TASK DETAILS = Leave out the pictures; transcribe all else exactly.

[Collected data]
##############################

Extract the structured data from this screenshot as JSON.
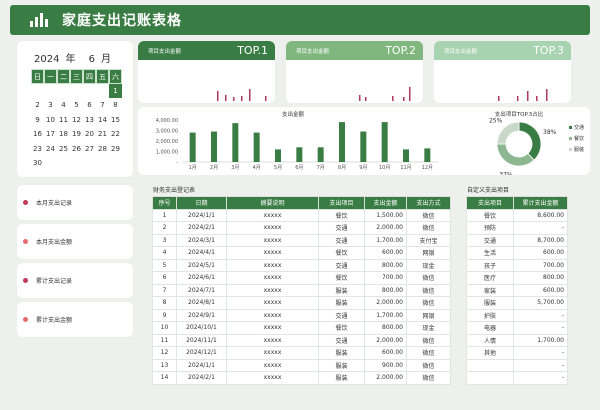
{
  "app": {
    "title": "家庭支出记账表格"
  },
  "calendar": {
    "year": "2024",
    "year_unit": "年",
    "month": "6",
    "month_unit": "月",
    "weekdays": [
      "日",
      "一",
      "二",
      "三",
      "四",
      "五",
      "六"
    ],
    "weeks": [
      [
        "",
        "",
        "",
        "",
        "",
        "",
        "1"
      ],
      [
        "2",
        "3",
        "4",
        "5",
        "6",
        "7",
        "8"
      ],
      [
        "9",
        "10",
        "11",
        "12",
        "13",
        "14",
        "15"
      ],
      [
        "16",
        "17",
        "18",
        "19",
        "20",
        "21",
        "22"
      ],
      [
        "23",
        "24",
        "25",
        "26",
        "27",
        "28",
        "29"
      ],
      [
        "30",
        "",
        "",
        "",
        "",
        "",
        ""
      ]
    ],
    "selected_day": "1"
  },
  "nav": [
    {
      "label": "本月支出记录",
      "dot_color": "#c0395b"
    },
    {
      "label": "本月支出金额",
      "dot_color": "#e86a6a"
    },
    {
      "label": "累计支出记录",
      "dot_color": "#c0395b"
    },
    {
      "label": "累计支出金额",
      "dot_color": "#e86a6a"
    }
  ],
  "top_cards": [
    {
      "label": "项目支出金额",
      "rank": "TOP.1",
      "color": "#3a7d44"
    },
    {
      "label": "项目支出金额",
      "rank": "TOP.2",
      "color": "#7fb77e"
    },
    {
      "label": "项目支出金额",
      "rank": "TOP.3",
      "color": "#a8d3b0"
    }
  ],
  "sections": {
    "ledger_title": "财务支出登记表",
    "custom_title": "自定义支出项目"
  },
  "chart_data": [
    {
      "type": "bar",
      "title": "支出金额",
      "categories": [
        "1月",
        "2月",
        "3月",
        "4月",
        "5月",
        "6月",
        "7月",
        "8月",
        "9月",
        "10月",
        "11月",
        "12月"
      ],
      "values": [
        2800,
        2900,
        3700,
        2800,
        1200,
        1400,
        1400,
        3800,
        2900,
        3800,
        1200,
        1300
      ],
      "y_ticks": [
        "4,000.00",
        "3,000.00",
        "2,000.00",
        "1,000.00",
        "-"
      ],
      "ylim": [
        0,
        4000
      ]
    },
    {
      "type": "pie",
      "title": "支出项目TOP.3占比",
      "labels": [
        "交通",
        "餐饮",
        "服装"
      ],
      "values": [
        38,
        37,
        25
      ],
      "value_labels": [
        "38%",
        "37%",
        "25%"
      ],
      "colors": [
        "#3a7d44",
        "#8cb790",
        "#c8d9c9"
      ]
    }
  ],
  "ledger": {
    "headers": [
      "序号",
      "日期",
      "摘要说明",
      "支出项目",
      "支出金额",
      "支出方式"
    ],
    "rows": [
      [
        "1",
        "2024/1/1",
        "xxxxx",
        "餐饮",
        "1,500.00",
        "微信"
      ],
      [
        "2",
        "2024/2/1",
        "xxxxx",
        "交通",
        "2,000.00",
        "微信"
      ],
      [
        "3",
        "2024/3/1",
        "xxxxx",
        "交通",
        "1,700.00",
        "支付宝"
      ],
      [
        "4",
        "2024/4/1",
        "xxxxx",
        "餐饮",
        "600.00",
        "网银"
      ],
      [
        "5",
        "2024/5/1",
        "xxxxx",
        "交通",
        "800.00",
        "现金"
      ],
      [
        "6",
        "2024/6/1",
        "xxxxx",
        "餐饮",
        "700.00",
        "微信"
      ],
      [
        "7",
        "2024/7/1",
        "xxxxx",
        "服装",
        "800.00",
        "微信"
      ],
      [
        "8",
        "2024/8/1",
        "xxxxx",
        "服装",
        "2,000.00",
        "微信"
      ],
      [
        "9",
        "2024/9/1",
        "xxxxx",
        "交通",
        "1,700.00",
        "网银"
      ],
      [
        "10",
        "2024/10/1",
        "xxxxx",
        "餐饮",
        "800.00",
        "现金"
      ],
      [
        "11",
        "2024/11/1",
        "xxxxx",
        "交通",
        "2,000.00",
        "微信"
      ],
      [
        "12",
        "2024/12/1",
        "xxxxx",
        "服装",
        "600.00",
        "微信"
      ],
      [
        "13",
        "2024/1/1",
        "xxxxx",
        "服装",
        "900.00",
        "微信"
      ],
      [
        "14",
        "2024/2/1",
        "xxxxx",
        "服装",
        "2,000.00",
        "微信"
      ]
    ]
  },
  "custom": {
    "headers": [
      "支出项目",
      "累计支出金额"
    ],
    "rows": [
      [
        "餐饮",
        "8,600.00"
      ],
      [
        "预防",
        "-"
      ],
      [
        "交通",
        "8,700.00"
      ],
      [
        "生活",
        "600.00"
      ],
      [
        "孩子",
        "700.00"
      ],
      [
        "医疗",
        "800.00"
      ],
      [
        "家装",
        "600.00"
      ],
      [
        "服装",
        "5,700.00"
      ],
      [
        "护肤",
        "-"
      ],
      [
        "电器",
        "-"
      ],
      [
        "人情",
        "1,700.00"
      ],
      [
        "其他",
        "-"
      ],
      [
        "",
        "-"
      ],
      [
        "",
        "-"
      ]
    ]
  }
}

##############################

OUTPUT OF THE EXERCISE =
Extract the structured data from this screenshot as JSON.
{
  "app": {
    "title": "家庭支出记账表格"
  },
  "calendar": {
    "year": "2024",
    "year_unit": "年",
    "month": "6",
    "month_unit": "月",
    "weekdays": [
      "日",
      "一",
      "二",
      "三",
      "四",
      "五",
      "六"
    ],
    "weeks": [
      [
        "",
        "",
        "",
        "",
        "",
        "",
        "1"
      ],
      [
        "2",
        "3",
        "4",
        "5",
        "6",
        "7",
        "8"
      ],
      [
        "9",
        "10",
        "11",
        "12",
        "13",
        "14",
        "15"
      ],
      [
        "16",
        "17",
        "18",
        "19",
        "20",
        "21",
        "22"
      ],
      [
        "23",
        "24",
        "25",
        "26",
        "27",
        "28",
        "29"
      ],
      [
        "30",
        "",
        "",
        "",
        "",
        "",
        ""
      ]
    ],
    "selected_day": "1"
  },
  "nav": [
    {
      "label": "本月支出记录",
      "dot_color": "#c0395b"
    },
    {
      "label": "本月支出金额",
      "dot_color": "#e86a6a"
    },
    {
      "label": "累计支出记录",
      "dot_color": "#c0395b"
    },
    {
      "label": "累计支出金额",
      "dot_color": "#e86a6a"
    }
  ],
  "top_cards": [
    {
      "label": "项目支出金额",
      "rank": "TOP.1",
      "color": "#3a7d44"
    },
    {
      "label": "项目支出金额",
      "rank": "TOP.2",
      "color": "#7fb77e"
    },
    {
      "label": "项目支出金额",
      "rank": "TOP.3",
      "color": "#a8d3b0"
    }
  ],
  "sections": {
    "ledger_title": "财务支出登记表",
    "custom_title": "自定义支出项目"
  },
  "chart_data": [
    {
      "type": "bar",
      "title": "支出金额",
      "categories": [
        "1月",
        "2月",
        "3月",
        "4月",
        "5月",
        "6月",
        "7月",
        "8月",
        "9月",
        "10月",
        "11月",
        "12月"
      ],
      "values": [
        2800,
        2900,
        3700,
        2800,
        1200,
        1400,
        1400,
        3800,
        2900,
        3800,
        1200,
        1300
      ],
      "y_ticks": [
        "4,000.00",
        "3,000.00",
        "2,000.00",
        "1,000.00",
        "-"
      ],
      "ylim": [
        0,
        4000
      ]
    },
    {
      "type": "pie",
      "title": "支出项目TOP.3占比",
      "labels": [
        "交通",
        "餐饮",
        "服装"
      ],
      "values": [
        38,
        37,
        25
      ],
      "value_labels": [
        "38%",
        "37%",
        "25%"
      ],
      "colors": [
        "#3a7d44",
        "#8cb790",
        "#c8d9c9"
      ]
    }
  ],
  "ledger": {
    "headers": [
      "序号",
      "日期",
      "摘要说明",
      "支出项目",
      "支出金额",
      "支出方式"
    ],
    "rows": [
      [
        "1",
        "2024/1/1",
        "xxxxx",
        "餐饮",
        "1,500.00",
        "微信"
      ],
      [
        "2",
        "2024/2/1",
        "xxxxx",
        "交通",
        "2,000.00",
        "微信"
      ],
      [
        "3",
        "2024/3/1",
        "xxxxx",
        "交通",
        "1,700.00",
        "支付宝"
      ],
      [
        "4",
        "2024/4/1",
        "xxxxx",
        "餐饮",
        "600.00",
        "网银"
      ],
      [
        "5",
        "2024/5/1",
        "xxxxx",
        "交通",
        "800.00",
        "现金"
      ],
      [
        "6",
        "2024/6/1",
        "xxxxx",
        "餐饮",
        "700.00",
        "微信"
      ],
      [
        "7",
        "2024/7/1",
        "xxxxx",
        "服装",
        "800.00",
        "微信"
      ],
      [
        "8",
        "2024/8/1",
        "xxxxx",
        "服装",
        "2,000.00",
        "微信"
      ],
      [
        "9",
        "2024/9/1",
        "xxxxx",
        "交通",
        "1,700.00",
        "网银"
      ],
      [
        "10",
        "2024/10/1",
        "xxxxx",
        "餐饮",
        "800.00",
        "现金"
      ],
      [
        "11",
        "2024/11/1",
        "xxxxx",
        "交通",
        "2,000.00",
        "微信"
      ],
      [
        "12",
        "2024/12/1",
        "xxxxx",
        "服装",
        "600.00",
        "微信"
      ],
      [
        "13",
        "2024/1/1",
        "xxxxx",
        "服装",
        "900.00",
        "微信"
      ],
      [
        "14",
        "2024/2/1",
        "xxxxx",
        "服装",
        "2,000.00",
        "微信"
      ]
    ]
  },
  "custom": {
    "headers": [
      "支出项目",
      "累计支出金额"
    ],
    "rows": [
      [
        "餐饮",
        "8,600.00"
      ],
      [
        "预防",
        "-"
      ],
      [
        "交通",
        "8,700.00"
      ],
      [
        "生活",
        "600.00"
      ],
      [
        "孩子",
        "700.00"
      ],
      [
        "医疗",
        "800.00"
      ],
      [
        "家装",
        "600.00"
      ],
      [
        "服装",
        "5,700.00"
      ],
      [
        "护肤",
        "-"
      ],
      [
        "电器",
        "-"
      ],
      [
        "人情",
        "1,700.00"
      ],
      [
        "其他",
        "-"
      ],
      [
        "",
        "-"
      ],
      [
        "",
        "-"
      ]
    ]
  }
}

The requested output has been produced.